== Written task ==
Transcribe everything in the data word for word. Pictures are left out.

[Records from a data collection]
>> START

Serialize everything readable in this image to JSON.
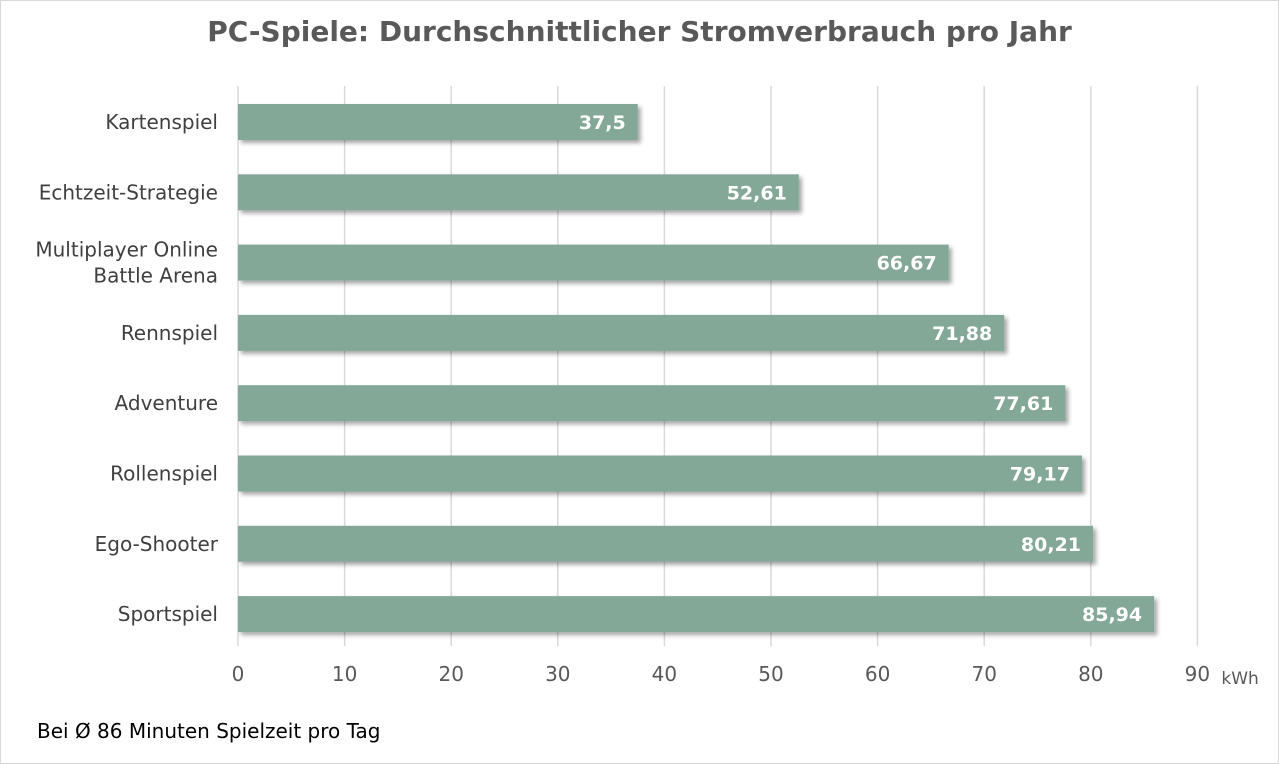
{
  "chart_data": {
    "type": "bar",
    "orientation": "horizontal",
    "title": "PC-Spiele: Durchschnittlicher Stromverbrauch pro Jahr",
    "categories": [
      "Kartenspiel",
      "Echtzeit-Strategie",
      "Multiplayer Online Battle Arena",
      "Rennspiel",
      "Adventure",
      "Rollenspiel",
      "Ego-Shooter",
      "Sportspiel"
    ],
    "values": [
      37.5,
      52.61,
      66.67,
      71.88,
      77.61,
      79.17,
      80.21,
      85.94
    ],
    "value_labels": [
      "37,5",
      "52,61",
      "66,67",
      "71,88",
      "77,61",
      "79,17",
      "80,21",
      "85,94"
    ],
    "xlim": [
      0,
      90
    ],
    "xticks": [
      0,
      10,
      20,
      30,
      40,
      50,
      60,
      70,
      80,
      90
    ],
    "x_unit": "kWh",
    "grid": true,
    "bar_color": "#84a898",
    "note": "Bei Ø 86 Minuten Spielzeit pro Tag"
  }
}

>> END

== Finished exercise ==
Serialize everything readable in this image to JSON.
{
  "chart_data": {
    "type": "bar",
    "orientation": "horizontal",
    "title": "PC-Spiele: Durchschnittlicher Stromverbrauch pro Jahr",
    "categories": [
      "Kartenspiel",
      "Echtzeit-Strategie",
      "Multiplayer Online Battle Arena",
      "Rennspiel",
      "Adventure",
      "Rollenspiel",
      "Ego-Shooter",
      "Sportspiel"
    ],
    "values": [
      37.5,
      52.61,
      66.67,
      71.88,
      77.61,
      79.17,
      80.21,
      85.94
    ],
    "value_labels": [
      "37,5",
      "52,61",
      "66,67",
      "71,88",
      "77,61",
      "79,17",
      "80,21",
      "85,94"
    ],
    "xlim": [
      0,
      90
    ],
    "xticks": [
      0,
      10,
      20,
      30,
      40,
      50,
      60,
      70,
      80,
      90
    ],
    "x_unit": "kWh",
    "grid": true,
    "bar_color": "#84a898",
    "note": "Bei Ø 86 Minuten Spielzeit pro Tag"
  }
}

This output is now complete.